Exercise directions: Would you write out the listing verbatim and skip every picture in it?
**** Records provided
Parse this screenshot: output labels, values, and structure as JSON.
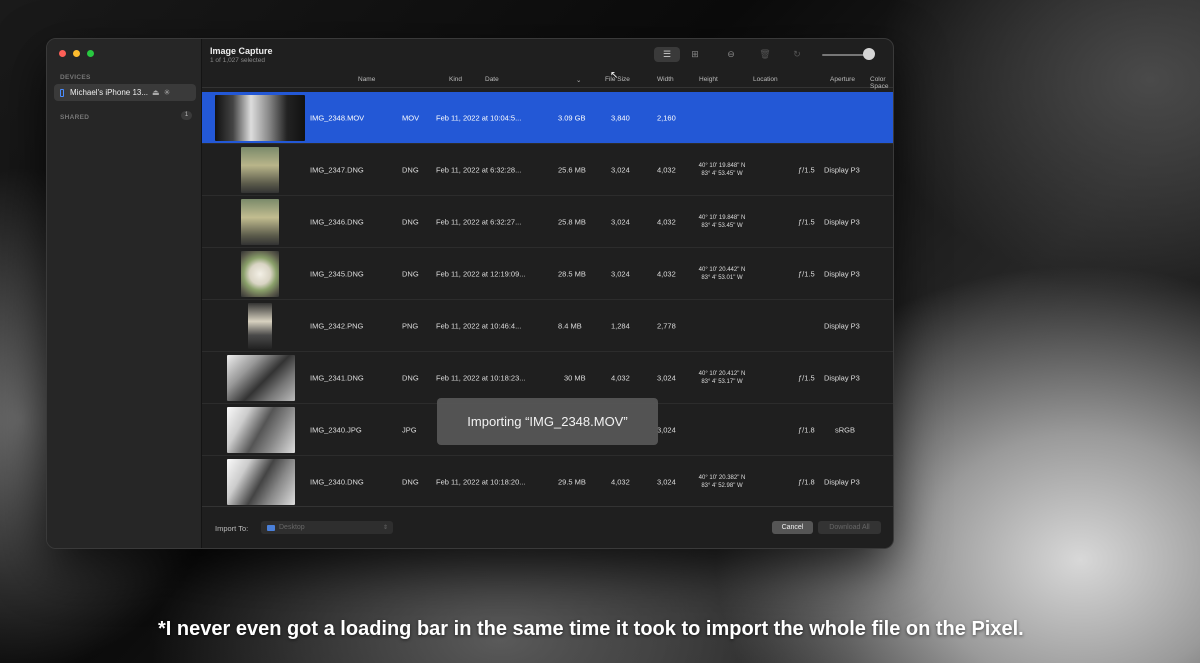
{
  "window": {
    "title": "Image Capture",
    "subtitle": "1 of 1,027 selected"
  },
  "sidebar": {
    "devices_heading": "DEVICES",
    "device_name": "Michael's iPhone 13...",
    "shared_heading": "SHARED",
    "shared_count": "1"
  },
  "toolbar": {
    "list_view_icon": "list-icon",
    "grid_view_icon": "grid-icon",
    "delete_icon": "minus-circle-icon",
    "trash_icon": "trash-icon",
    "rotate_icon": "rotate-icon",
    "thumbnail_size_slider": "zoom-slider"
  },
  "columns": {
    "name": "Name",
    "kind": "Kind",
    "date": "Date",
    "file_size": "File Size",
    "width": "Width",
    "height": "Height",
    "location": "Location",
    "aperture": "Aperture",
    "color_space": "Color Space",
    "extra": "S"
  },
  "rows": [
    {
      "name": "IMG_2348.MOV",
      "kind": "MOV",
      "date": "Feb 11, 2022 at 10:04:5...",
      "size": "3.09 GB",
      "width": "3,840",
      "height": "2,160",
      "loc1": "",
      "loc2": "",
      "aperture": "",
      "color": "",
      "selected": true
    },
    {
      "name": "IMG_2347.DNG",
      "kind": "DNG",
      "date": "Feb 11, 2022 at 6:32:28...",
      "size": "25.6 MB",
      "width": "3,024",
      "height": "4,032",
      "loc1": "40° 10' 19.848\" N",
      "loc2": "83° 4' 53.45\" W",
      "aperture": "ƒ/1.5",
      "color": "Display P3"
    },
    {
      "name": "IMG_2346.DNG",
      "kind": "DNG",
      "date": "Feb 11, 2022 at 6:32:27...",
      "size": "25.8 MB",
      "width": "3,024",
      "height": "4,032",
      "loc1": "40° 10' 19.848\" N",
      "loc2": "83° 4' 53.45\" W",
      "aperture": "ƒ/1.5",
      "color": "Display P3"
    },
    {
      "name": "IMG_2345.DNG",
      "kind": "DNG",
      "date": "Feb 11, 2022 at 12:19:09...",
      "size": "28.5 MB",
      "width": "3,024",
      "height": "4,032",
      "loc1": "40° 10' 20.442\" N",
      "loc2": "83° 4' 53.01\" W",
      "aperture": "ƒ/1.5",
      "color": "Display P3"
    },
    {
      "name": "IMG_2342.PNG",
      "kind": "PNG",
      "date": "Feb 11, 2022 at 10:46:4...",
      "size": "8.4 MB",
      "width": "1,284",
      "height": "2,778",
      "loc1": "",
      "loc2": "",
      "aperture": "",
      "color": "Display P3"
    },
    {
      "name": "IMG_2341.DNG",
      "kind": "DNG",
      "date": "Feb 11, 2022 at 10:18:23...",
      "size": "30 MB",
      "width": "4,032",
      "height": "3,024",
      "loc1": "40° 10' 20.412\" N",
      "loc2": "83° 4' 53.17\" W",
      "aperture": "ƒ/1.5",
      "color": "Display P3"
    },
    {
      "name": "IMG_2340.JPG",
      "kind": "JPG",
      "date": "",
      "size": "",
      "width": "",
      "height": "3,024",
      "loc1": "",
      "loc2": "",
      "aperture": "ƒ/1.8",
      "color": "sRGB"
    },
    {
      "name": "IMG_2340.DNG",
      "kind": "DNG",
      "date": "Feb 11, 2022 at 10:18:20...",
      "size": "29.5 MB",
      "width": "4,032",
      "height": "3,024",
      "loc1": "40° 10' 20.382\" N",
      "loc2": "83° 4' 52.98\" W",
      "aperture": "ƒ/1.8",
      "color": "Display P3"
    }
  ],
  "bottombar": {
    "import_label": "Import To:",
    "import_destination": "Desktop",
    "cancel_label": "Cancel",
    "download_label": "Download All"
  },
  "toast": {
    "text": "Importing “IMG_2348.MOV”"
  },
  "caption": "*I never even got a loading bar in the same time it took to import the whole file on the Pixel.",
  "colors": {
    "selection": "#2358d6",
    "window_bg": "#1f1f1f",
    "sidebar_bg": "#262626"
  }
}
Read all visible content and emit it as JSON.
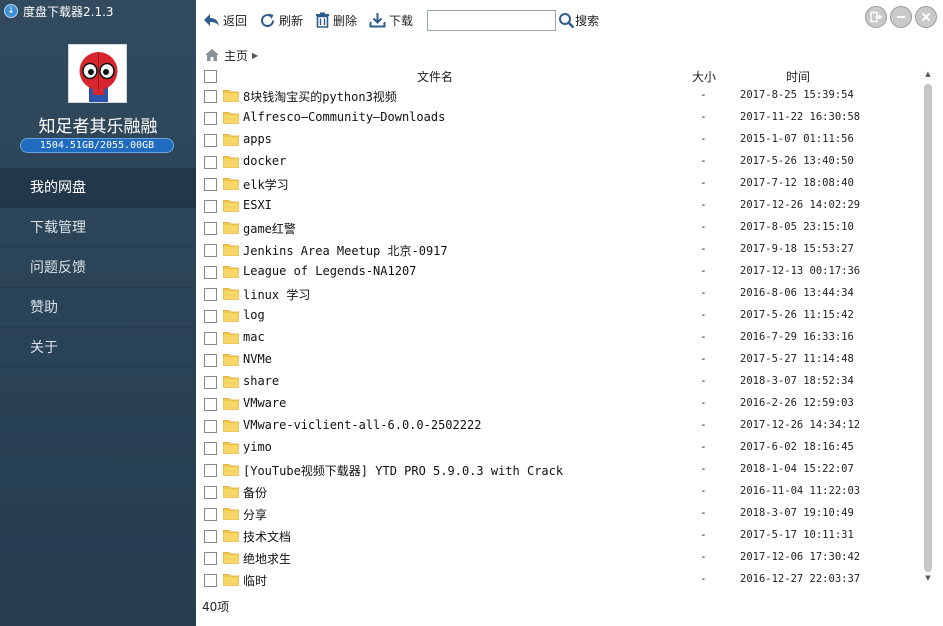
{
  "app": {
    "title": "度盘下载器2.1.3"
  },
  "user": {
    "name": "知足者其乐融融",
    "quota": "1504.51GB/2055.00GB"
  },
  "nav": [
    {
      "label": "我的网盘",
      "active": true
    },
    {
      "label": "下载管理"
    },
    {
      "label": "问题反馈"
    },
    {
      "label": "赞助"
    },
    {
      "label": "关于"
    }
  ],
  "toolbar": {
    "back_label": "返回",
    "refresh_label": "刷新",
    "delete_label": "删除",
    "download_label": "下载",
    "search_value": "",
    "search_label": "搜索"
  },
  "breadcrumb": {
    "home": "主页"
  },
  "table": {
    "headers": {
      "name": "文件名",
      "size": "大小",
      "time": "时间"
    },
    "rows": [
      {
        "name": "8块钱淘宝买的python3视频",
        "size": "-",
        "time": "2017-8-25 15:39:54"
      },
      {
        "name": "Alfresco—Community—Downloads",
        "size": "-",
        "time": "2017-11-22 16:30:58"
      },
      {
        "name": "apps",
        "size": "-",
        "time": "2015-1-07 01:11:56"
      },
      {
        "name": "docker",
        "size": "-",
        "time": "2017-5-26 13:40:50"
      },
      {
        "name": "elk学习",
        "size": "-",
        "time": "2017-7-12 18:08:40"
      },
      {
        "name": "ESXI",
        "size": "-",
        "time": "2017-12-26 14:02:29"
      },
      {
        "name": "game红警",
        "size": "-",
        "time": "2017-8-05 23:15:10"
      },
      {
        "name": "Jenkins Area Meetup 北京-0917",
        "size": "-",
        "time": "2017-9-18 15:53:27"
      },
      {
        "name": "League of Legends-NA1207",
        "size": "-",
        "time": "2017-12-13 00:17:36"
      },
      {
        "name": "linux 学习",
        "size": "-",
        "time": "2016-8-06 13:44:34"
      },
      {
        "name": "log",
        "size": "-",
        "time": "2017-5-26 11:15:42"
      },
      {
        "name": "mac",
        "size": "-",
        "time": "2016-7-29 16:33:16"
      },
      {
        "name": "NVMe",
        "size": "-",
        "time": "2017-5-27 11:14:48"
      },
      {
        "name": "share",
        "size": "-",
        "time": "2018-3-07 18:52:34"
      },
      {
        "name": "VMware",
        "size": "-",
        "time": "2016-2-26 12:59:03"
      },
      {
        "name": "VMware-viclient-all-6.0.0-2502222",
        "size": "-",
        "time": "2017-12-26 14:34:12"
      },
      {
        "name": "yimo",
        "size": "-",
        "time": "2017-6-02 18:16:45"
      },
      {
        "name": "[YouTube视频下载器] YTD PRO 5.9.0.3  with Crack",
        "size": "-",
        "time": "2018-1-04 15:22:07"
      },
      {
        "name": "备份",
        "size": "-",
        "time": "2016-11-04 11:22:03"
      },
      {
        "name": "分享",
        "size": "-",
        "time": "2018-3-07 19:10:49"
      },
      {
        "name": "技术文档",
        "size": "-",
        "time": "2017-5-17 10:11:31"
      },
      {
        "name": "绝地求生",
        "size": "-",
        "time": "2017-12-06 17:30:42"
      },
      {
        "name": "临时",
        "size": "-",
        "time": "2016-12-27 22:03:37"
      }
    ]
  },
  "status": {
    "count": "40项"
  },
  "colors": {
    "sidebar": "#2c4457",
    "quota_bar": "#1f6bc0",
    "folder": "#f5c94c"
  }
}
********
Solution for this exercise:
Parse this screenshot: output labels, values, and structure as JSON.
{
  "window": {
    "title": "Image Capture",
    "subtitle": "1 of 1,027 selected"
  },
  "sidebar": {
    "devices_heading": "DEVICES",
    "device_name": "Michael's iPhone 13...",
    "shared_heading": "SHARED",
    "shared_count": "1"
  },
  "toolbar": {
    "list_view_icon": "list-icon",
    "grid_view_icon": "grid-icon",
    "delete_icon": "minus-circle-icon",
    "trash_icon": "trash-icon",
    "rotate_icon": "rotate-icon",
    "thumbnail_size_slider": "zoom-slider"
  },
  "columns": {
    "name": "Name",
    "kind": "Kind",
    "date": "Date",
    "file_size": "File Size",
    "width": "Width",
    "height": "Height",
    "location": "Location",
    "aperture": "Aperture",
    "color_space": "Color Space",
    "extra": "S"
  },
  "rows": [
    {
      "name": "IMG_2348.MOV",
      "kind": "MOV",
      "date": "Feb 11, 2022 at 10:04:5...",
      "size": "3.09 GB",
      "width": "3,840",
      "height": "2,160",
      "loc1": "",
      "loc2": "",
      "aperture": "",
      "color": "",
      "selected": true
    },
    {
      "name": "IMG_2347.DNG",
      "kind": "DNG",
      "date": "Feb 11, 2022 at 6:32:28...",
      "size": "25.6 MB",
      "width": "3,024",
      "height": "4,032",
      "loc1": "40° 10' 19.848\" N",
      "loc2": "83° 4' 53.45\" W",
      "aperture": "ƒ/1.5",
      "color": "Display P3"
    },
    {
      "name": "IMG_2346.DNG",
      "kind": "DNG",
      "date": "Feb 11, 2022 at 6:32:27...",
      "size": "25.8 MB",
      "width": "3,024",
      "height": "4,032",
      "loc1": "40° 10' 19.848\" N",
      "loc2": "83° 4' 53.45\" W",
      "aperture": "ƒ/1.5",
      "color": "Display P3"
    },
    {
      "name": "IMG_2345.DNG",
      "kind": "DNG",
      "date": "Feb 11, 2022 at 12:19:09...",
      "size": "28.5 MB",
      "width": "3,024",
      "height": "4,032",
      "loc1": "40° 10' 20.442\" N",
      "loc2": "83° 4' 53.01\" W",
      "aperture": "ƒ/1.5",
      "color": "Display P3"
    },
    {
      "name": "IMG_2342.PNG",
      "kind": "PNG",
      "date": "Feb 11, 2022 at 10:46:4...",
      "size": "8.4 MB",
      "width": "1,284",
      "height": "2,778",
      "loc1": "",
      "loc2": "",
      "aperture": "",
      "color": "Display P3"
    },
    {
      "name": "IMG_2341.DNG",
      "kind": "DNG",
      "date": "Feb 11, 2022 at 10:18:23...",
      "size": "30 MB",
      "width": "4,032",
      "height": "3,024",
      "loc1": "40° 10' 20.412\" N",
      "loc2": "83° 4' 53.17\" W",
      "aperture": "ƒ/1.5",
      "color": "Display P3"
    },
    {
      "name": "IMG_2340.JPG",
      "kind": "JPG",
      "date": "",
      "size": "",
      "width": "",
      "height": "3,024",
      "loc1": "",
      "loc2": "",
      "aperture": "ƒ/1.8",
      "color": "sRGB"
    },
    {
      "name": "IMG_2340.DNG",
      "kind": "DNG",
      "date": "Feb 11, 2022 at 10:18:20...",
      "size": "29.5 MB",
      "width": "4,032",
      "height": "3,024",
      "loc1": "40° 10' 20.382\" N",
      "loc2": "83° 4' 52.98\" W",
      "aperture": "ƒ/1.8",
      "color": "Display P3"
    }
  ],
  "bottombar": {
    "import_label": "Import To:",
    "import_destination": "Desktop",
    "cancel_label": "Cancel",
    "download_label": "Download All"
  },
  "toast": {
    "text": "Importing “IMG_2348.MOV”"
  },
  "caption": "*I never even got a loading bar in the same time it took to import the whole file on the Pixel.",
  "colors": {
    "selection": "#2358d6",
    "window_bg": "#1f1f1f",
    "sidebar_bg": "#262626"
  }
}
Read all visible content and emit it as JSON.
{
  "app": {
    "title": "度盘下载器2.1.3"
  },
  "user": {
    "name": "知足者其乐融融",
    "quota": "1504.51GB/2055.00GB"
  },
  "nav": [
    {
      "label": "我的网盘",
      "active": true
    },
    {
      "label": "下载管理"
    },
    {
      "label": "问题反馈"
    },
    {
      "label": "赞助"
    },
    {
      "label": "关于"
    }
  ],
  "toolbar": {
    "back_label": "返回",
    "refresh_label": "刷新",
    "delete_label": "删除",
    "download_label": "下载",
    "search_value": "",
    "search_label": "搜索"
  },
  "breadcrumb": {
    "home": "主页"
  },
  "table": {
    "headers": {
      "name": "文件名",
      "size": "大小",
      "time": "时间"
    },
    "rows": [
      {
        "name": "8块钱淘宝买的python3视频",
        "size": "-",
        "time": "2017-8-25 15:39:54"
      },
      {
        "name": "Alfresco—Community—Downloads",
        "size": "-",
        "time": "2017-11-22 16:30:58"
      },
      {
        "name": "apps",
        "size": "-",
        "time": "2015-1-07 01:11:56"
      },
      {
        "name": "docker",
        "size": "-",
        "time": "2017-5-26 13:40:50"
      },
      {
        "name": "elk学习",
        "size": "-",
        "time": "2017-7-12 18:08:40"
      },
      {
        "name": "ESXI",
        "size": "-",
        "time": "2017-12-26 14:02:29"
      },
      {
        "name": "game红警",
        "size": "-",
        "time": "2017-8-05 23:15:10"
      },
      {
        "name": "Jenkins Area Meetup 北京-0917",
        "size": "-",
        "time": "2017-9-18 15:53:27"
      },
      {
        "name": "League of Legends-NA1207",
        "size": "-",
        "time": "2017-12-13 00:17:36"
      },
      {
        "name": "linux 学习",
        "size": "-",
        "time": "2016-8-06 13:44:34"
      },
      {
        "name": "log",
        "size": "-",
        "time": "2017-5-26 11:15:42"
      },
      {
        "name": "mac",
        "size": "-",
        "time": "2016-7-29 16:33:16"
      },
      {
        "name": "NVMe",
        "size": "-",
        "time": "2017-5-27 11:14:48"
      },
      {
        "name": "share",
        "size": "-",
        "time": "2018-3-07 18:52:34"
      },
      {
        "name": "VMware",
        "size": "-",
        "time": "2016-2-26 12:59:03"
      },
      {
        "name": "VMware-viclient-all-6.0.0-2502222",
        "size": "-",
        "time": "2017-12-26 14:34:12"
      },
      {
        "name": "yimo",
        "size": "-",
        "time": "2017-6-02 18:16:45"
      },
      {
        "name": "[YouTube视频下载器] YTD PRO 5.9.0.3  with Crack",
        "size": "-",
        "time": "2018-1-04 15:22:07"
      },
      {
        "name": "备份",
        "size": "-",
        "time": "2016-11-04 11:22:03"
      },
      {
        "name": "分享",
        "size": "-",
        "time": "2018-3-07 19:10:49"
      },
      {
        "name": "技术文档",
        "size": "-",
        "time": "2017-5-17 10:11:31"
      },
      {
        "name": "绝地求生",
        "size": "-",
        "time": "2017-12-06 17:30:42"
      },
      {
        "name": "临时",
        "size": "-",
        "time": "2016-12-27 22:03:37"
      }
    ]
  },
  "status": {
    "count": "40项"
  },
  "colors": {
    "sidebar": "#2c4457",
    "quota_bar": "#1f6bc0",
    "folder": "#f5c94c"
  }
}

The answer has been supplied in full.